▸ **Supplied information**:
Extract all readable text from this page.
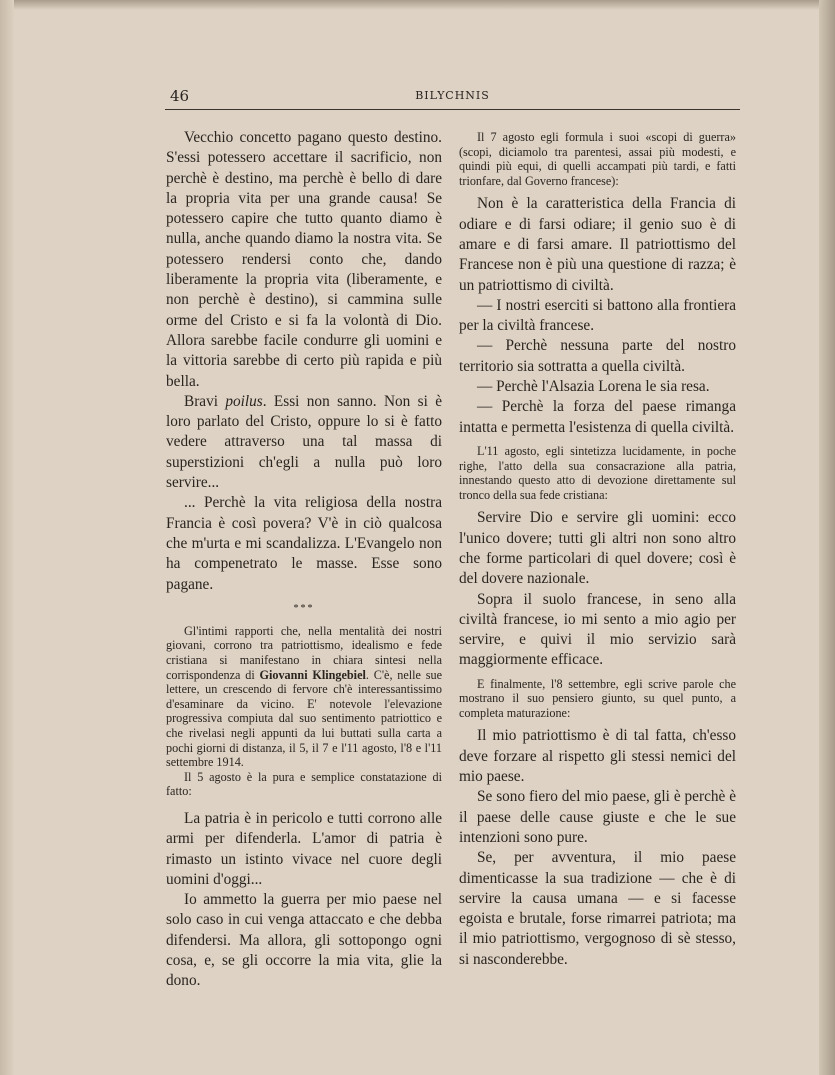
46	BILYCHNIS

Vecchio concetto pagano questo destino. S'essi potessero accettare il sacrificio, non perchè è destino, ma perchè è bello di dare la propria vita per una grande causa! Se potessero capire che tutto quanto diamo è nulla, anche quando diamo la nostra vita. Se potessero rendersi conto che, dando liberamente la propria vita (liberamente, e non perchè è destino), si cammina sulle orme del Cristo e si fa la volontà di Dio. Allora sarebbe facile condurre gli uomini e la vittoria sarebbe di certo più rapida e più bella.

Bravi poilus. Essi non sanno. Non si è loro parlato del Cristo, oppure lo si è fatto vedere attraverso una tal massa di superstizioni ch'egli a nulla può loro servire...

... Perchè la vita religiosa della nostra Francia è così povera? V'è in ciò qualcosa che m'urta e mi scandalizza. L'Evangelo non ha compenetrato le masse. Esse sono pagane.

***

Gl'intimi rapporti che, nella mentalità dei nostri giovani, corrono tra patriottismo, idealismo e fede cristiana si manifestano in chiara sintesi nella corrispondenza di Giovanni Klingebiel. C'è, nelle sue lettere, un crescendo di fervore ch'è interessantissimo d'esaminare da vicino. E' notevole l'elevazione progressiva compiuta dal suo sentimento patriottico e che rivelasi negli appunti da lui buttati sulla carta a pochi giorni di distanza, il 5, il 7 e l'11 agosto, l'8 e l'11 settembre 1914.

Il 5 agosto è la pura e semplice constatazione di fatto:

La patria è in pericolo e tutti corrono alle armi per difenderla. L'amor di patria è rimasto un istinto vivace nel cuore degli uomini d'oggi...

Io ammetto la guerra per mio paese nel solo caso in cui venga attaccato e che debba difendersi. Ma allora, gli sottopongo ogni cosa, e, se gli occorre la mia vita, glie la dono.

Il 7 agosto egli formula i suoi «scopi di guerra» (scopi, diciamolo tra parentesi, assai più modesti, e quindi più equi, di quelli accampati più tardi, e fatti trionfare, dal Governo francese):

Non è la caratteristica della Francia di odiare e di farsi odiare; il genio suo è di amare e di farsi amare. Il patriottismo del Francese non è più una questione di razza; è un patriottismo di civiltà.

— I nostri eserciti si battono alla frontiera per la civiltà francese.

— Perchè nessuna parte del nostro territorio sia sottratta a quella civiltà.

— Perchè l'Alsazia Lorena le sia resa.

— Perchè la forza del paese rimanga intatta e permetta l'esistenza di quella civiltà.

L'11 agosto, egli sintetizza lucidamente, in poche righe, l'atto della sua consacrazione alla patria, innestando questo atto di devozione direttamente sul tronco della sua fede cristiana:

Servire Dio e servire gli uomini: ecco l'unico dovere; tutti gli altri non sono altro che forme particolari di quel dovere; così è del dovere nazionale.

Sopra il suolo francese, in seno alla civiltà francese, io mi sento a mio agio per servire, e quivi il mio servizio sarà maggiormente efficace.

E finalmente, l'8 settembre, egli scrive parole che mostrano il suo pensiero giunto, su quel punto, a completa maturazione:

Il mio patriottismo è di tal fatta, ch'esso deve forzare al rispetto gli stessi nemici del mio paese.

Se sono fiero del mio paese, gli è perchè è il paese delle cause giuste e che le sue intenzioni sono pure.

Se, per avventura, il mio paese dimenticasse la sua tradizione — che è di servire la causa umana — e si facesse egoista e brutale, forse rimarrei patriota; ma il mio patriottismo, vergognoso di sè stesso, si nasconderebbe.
---
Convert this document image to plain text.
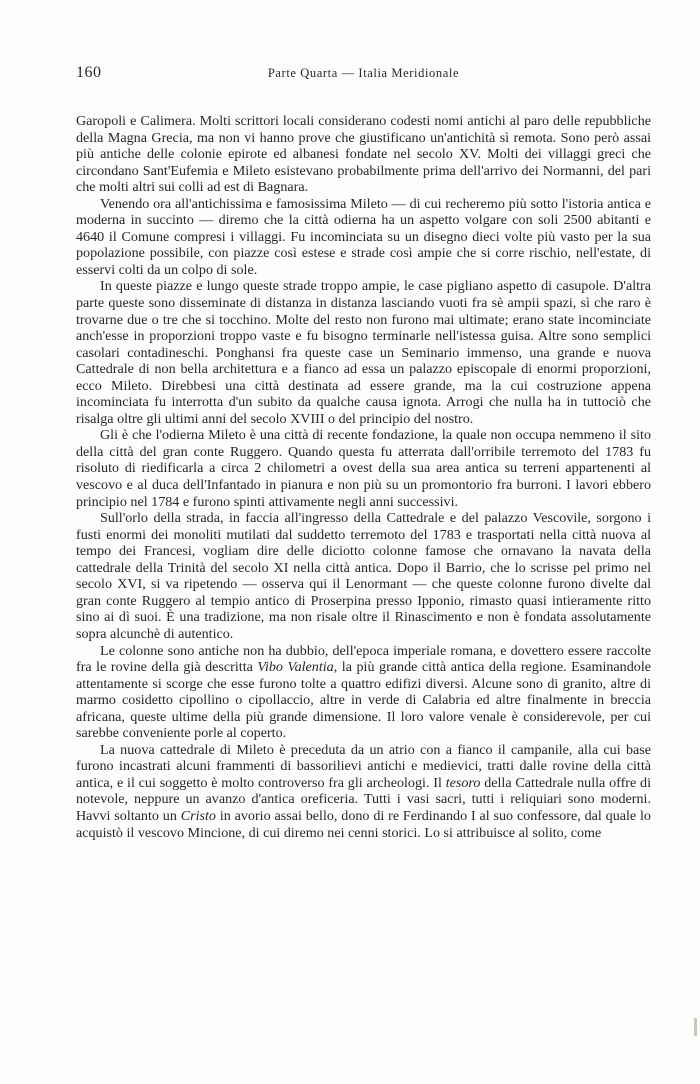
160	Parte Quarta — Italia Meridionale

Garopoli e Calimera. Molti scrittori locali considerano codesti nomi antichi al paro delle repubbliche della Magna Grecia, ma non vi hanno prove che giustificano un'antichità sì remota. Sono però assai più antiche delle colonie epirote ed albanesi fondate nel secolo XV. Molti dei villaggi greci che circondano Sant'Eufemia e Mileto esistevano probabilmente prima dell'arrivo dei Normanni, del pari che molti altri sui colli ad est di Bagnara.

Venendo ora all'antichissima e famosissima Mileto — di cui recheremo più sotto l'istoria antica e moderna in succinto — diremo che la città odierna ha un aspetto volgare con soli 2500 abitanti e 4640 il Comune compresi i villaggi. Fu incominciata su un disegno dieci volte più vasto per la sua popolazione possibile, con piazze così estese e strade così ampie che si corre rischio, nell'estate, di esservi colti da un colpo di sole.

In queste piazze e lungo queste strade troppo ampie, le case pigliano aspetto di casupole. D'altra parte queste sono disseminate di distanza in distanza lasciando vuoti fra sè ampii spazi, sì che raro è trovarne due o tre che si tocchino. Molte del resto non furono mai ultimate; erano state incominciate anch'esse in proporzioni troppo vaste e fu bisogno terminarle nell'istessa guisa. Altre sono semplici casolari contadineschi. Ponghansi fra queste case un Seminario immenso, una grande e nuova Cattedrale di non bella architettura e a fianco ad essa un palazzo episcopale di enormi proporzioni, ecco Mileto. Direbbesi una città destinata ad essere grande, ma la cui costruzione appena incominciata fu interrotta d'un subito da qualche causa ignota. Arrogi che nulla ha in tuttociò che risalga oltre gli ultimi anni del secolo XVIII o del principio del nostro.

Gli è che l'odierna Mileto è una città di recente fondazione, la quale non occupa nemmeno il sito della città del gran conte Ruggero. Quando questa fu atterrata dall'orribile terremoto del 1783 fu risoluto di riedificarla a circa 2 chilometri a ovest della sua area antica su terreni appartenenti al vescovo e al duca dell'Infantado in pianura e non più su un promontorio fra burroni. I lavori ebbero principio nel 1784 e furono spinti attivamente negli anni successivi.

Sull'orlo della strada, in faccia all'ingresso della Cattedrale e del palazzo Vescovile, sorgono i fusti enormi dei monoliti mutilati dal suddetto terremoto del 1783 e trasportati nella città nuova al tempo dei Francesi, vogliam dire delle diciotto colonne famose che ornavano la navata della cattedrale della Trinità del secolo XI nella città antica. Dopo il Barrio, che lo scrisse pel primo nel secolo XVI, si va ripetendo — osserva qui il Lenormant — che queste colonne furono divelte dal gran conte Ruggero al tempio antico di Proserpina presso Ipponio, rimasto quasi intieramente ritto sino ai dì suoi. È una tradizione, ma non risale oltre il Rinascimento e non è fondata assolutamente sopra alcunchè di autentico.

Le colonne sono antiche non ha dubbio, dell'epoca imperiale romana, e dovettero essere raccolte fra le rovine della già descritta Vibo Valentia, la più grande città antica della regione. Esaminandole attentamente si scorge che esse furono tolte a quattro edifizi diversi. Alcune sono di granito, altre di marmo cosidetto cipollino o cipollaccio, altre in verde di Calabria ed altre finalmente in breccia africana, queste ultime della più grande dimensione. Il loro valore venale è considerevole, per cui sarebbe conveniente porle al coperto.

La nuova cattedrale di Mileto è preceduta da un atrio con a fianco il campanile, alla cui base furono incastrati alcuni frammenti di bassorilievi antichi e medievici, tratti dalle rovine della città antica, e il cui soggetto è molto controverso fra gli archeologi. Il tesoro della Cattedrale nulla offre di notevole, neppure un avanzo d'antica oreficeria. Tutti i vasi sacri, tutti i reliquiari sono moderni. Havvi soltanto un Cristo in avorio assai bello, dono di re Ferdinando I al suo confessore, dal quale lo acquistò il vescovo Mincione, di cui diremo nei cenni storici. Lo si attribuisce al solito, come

▸ **Exercise directions**: Return each line of the listing that holds the string "uomini".

▸ **Response**:
Vecchio concetto pagano questo destino. S'essi potessero accettare il sacrificio, non perchè è destino, ma perchè è bello di dare la propria vita per una grande causa! Se potessero capire che tutto quanto diamo è nulla, anche quando diamo la nostra vita. Se potessero rendersi conto che, dando liberamente la propria vita (liberamente, e non perchè è destino), si cammina sulle orme del Cristo e si fa la volontà di Dio. Allora sarebbe facile condurre gli uomini e la vittoria sarebbe di certo più rapida e più bella.
La patria è in pericolo e tutti corrono alle armi per difenderla. L'amor di patria è rimasto un istinto vivace nel cuore degli uomini d'oggi...
Servire Dio e servire gli uomini: ecco l'unico dovere; tutti gli altri non sono altro che forme particolari di quel dovere; così è del dovere nazionale.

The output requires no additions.